[Begin DATA SUPPLIED]

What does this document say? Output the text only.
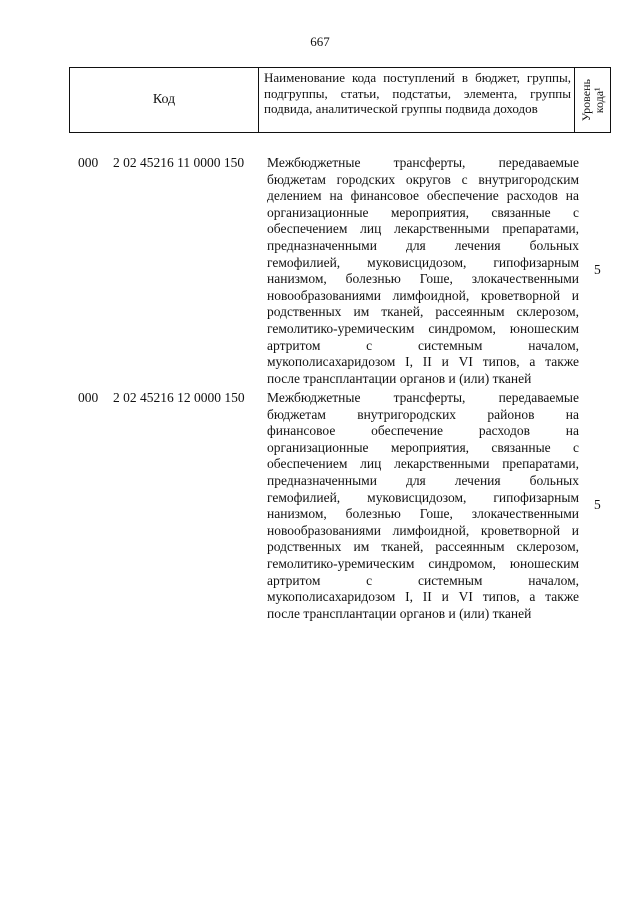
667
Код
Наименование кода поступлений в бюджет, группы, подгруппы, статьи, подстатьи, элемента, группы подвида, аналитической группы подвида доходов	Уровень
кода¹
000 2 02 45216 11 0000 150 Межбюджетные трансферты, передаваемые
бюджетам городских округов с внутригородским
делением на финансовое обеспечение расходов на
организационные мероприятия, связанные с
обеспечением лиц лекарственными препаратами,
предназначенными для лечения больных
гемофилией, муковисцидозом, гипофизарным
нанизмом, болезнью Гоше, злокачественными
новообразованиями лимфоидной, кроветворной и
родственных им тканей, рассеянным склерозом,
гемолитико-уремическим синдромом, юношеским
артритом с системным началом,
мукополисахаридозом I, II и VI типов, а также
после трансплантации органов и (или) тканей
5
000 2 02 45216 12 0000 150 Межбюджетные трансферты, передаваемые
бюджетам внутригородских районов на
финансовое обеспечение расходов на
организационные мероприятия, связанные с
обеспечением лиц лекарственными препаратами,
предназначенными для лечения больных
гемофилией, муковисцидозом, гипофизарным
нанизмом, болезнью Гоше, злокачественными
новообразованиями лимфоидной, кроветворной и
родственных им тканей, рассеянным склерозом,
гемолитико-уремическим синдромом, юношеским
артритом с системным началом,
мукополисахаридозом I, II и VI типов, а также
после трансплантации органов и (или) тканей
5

[End DATA SUPPLIED]
[Begin DATA SUPPLIED]

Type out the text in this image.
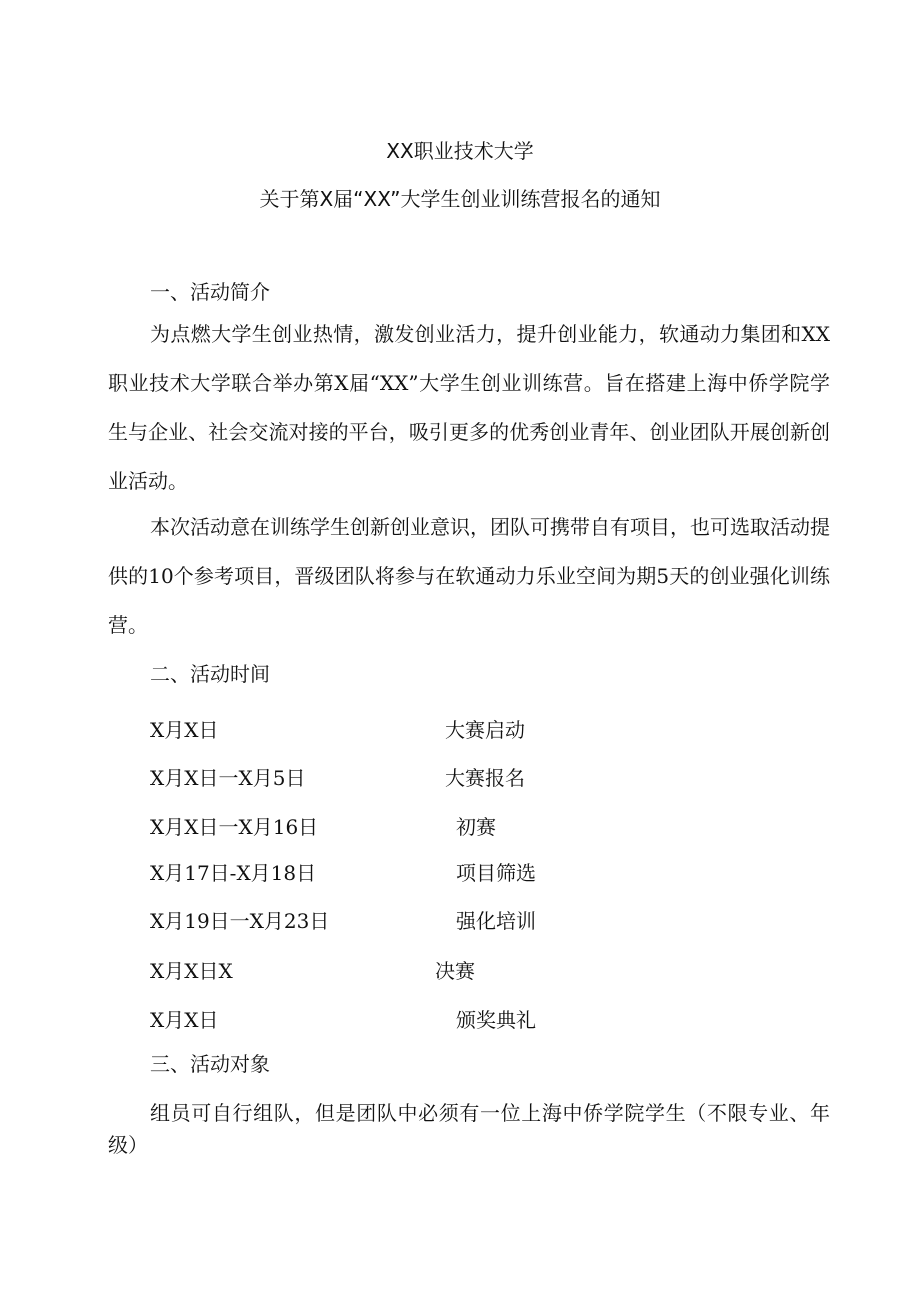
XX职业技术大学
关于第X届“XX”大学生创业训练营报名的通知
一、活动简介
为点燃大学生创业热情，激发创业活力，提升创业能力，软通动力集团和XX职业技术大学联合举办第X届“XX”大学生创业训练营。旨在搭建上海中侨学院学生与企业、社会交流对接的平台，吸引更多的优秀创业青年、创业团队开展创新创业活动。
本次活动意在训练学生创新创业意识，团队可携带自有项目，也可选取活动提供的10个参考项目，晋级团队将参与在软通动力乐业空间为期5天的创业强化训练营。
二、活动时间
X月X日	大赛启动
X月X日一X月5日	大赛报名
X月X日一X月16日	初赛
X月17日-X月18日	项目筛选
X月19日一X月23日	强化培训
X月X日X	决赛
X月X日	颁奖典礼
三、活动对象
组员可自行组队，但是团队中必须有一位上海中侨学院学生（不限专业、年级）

[End DATA SUPPLIED]
[Begin DATA SUPPLIED]

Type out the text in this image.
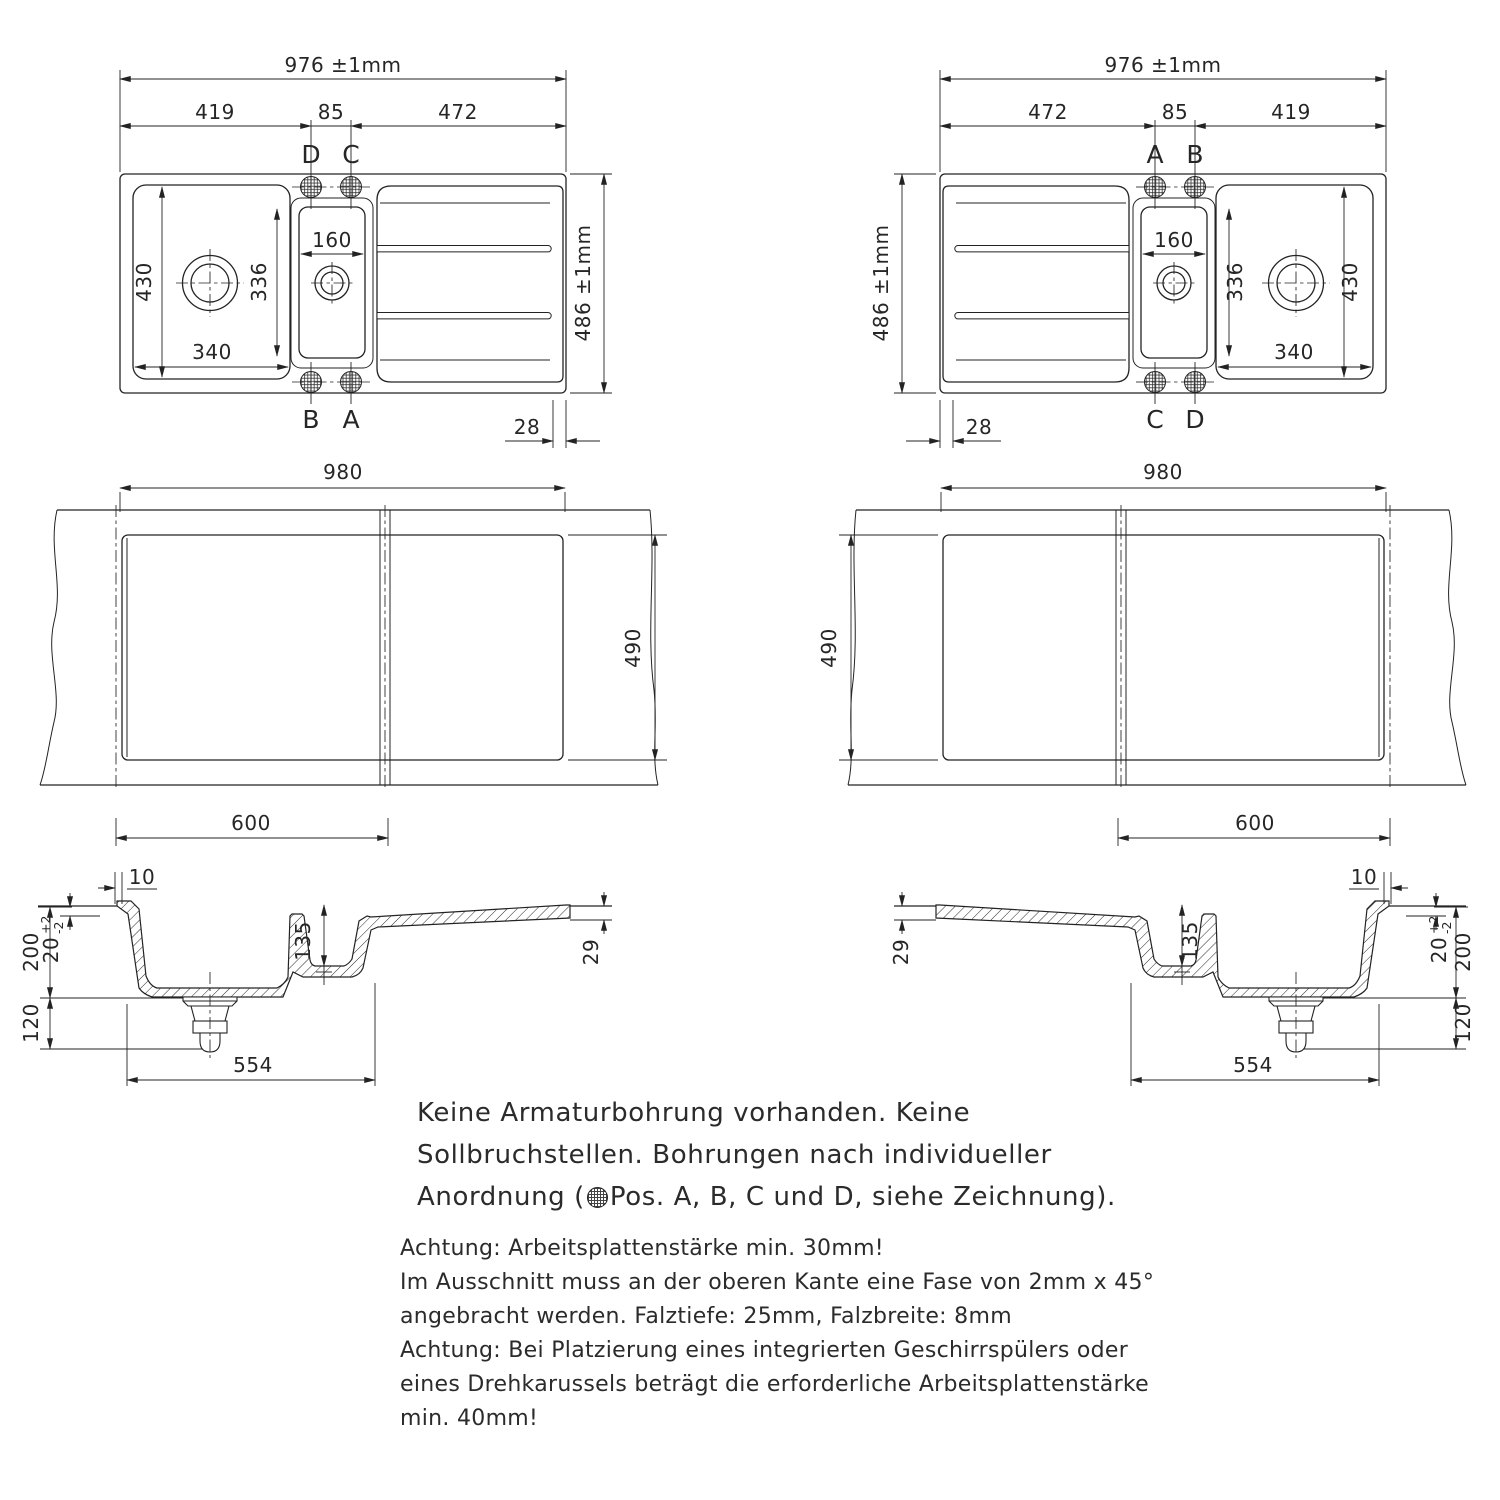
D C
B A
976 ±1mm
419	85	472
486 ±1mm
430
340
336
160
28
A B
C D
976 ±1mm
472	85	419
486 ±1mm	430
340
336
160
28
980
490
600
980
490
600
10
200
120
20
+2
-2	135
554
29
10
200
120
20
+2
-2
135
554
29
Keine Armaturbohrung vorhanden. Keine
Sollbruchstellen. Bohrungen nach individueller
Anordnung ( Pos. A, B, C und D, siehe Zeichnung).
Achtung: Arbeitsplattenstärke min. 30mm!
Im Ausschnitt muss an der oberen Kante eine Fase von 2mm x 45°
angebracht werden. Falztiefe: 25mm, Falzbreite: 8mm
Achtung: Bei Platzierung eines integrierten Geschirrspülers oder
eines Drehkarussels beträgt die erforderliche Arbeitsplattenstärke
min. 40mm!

[End DATA SUPPLIED]

*DIRECTIVE*.
Above are the records; copy every line in them that holds the word "финансовое".

*RESULT*.
делением на финансовое обеспечение расходов на
финансовое обеспечение расходов на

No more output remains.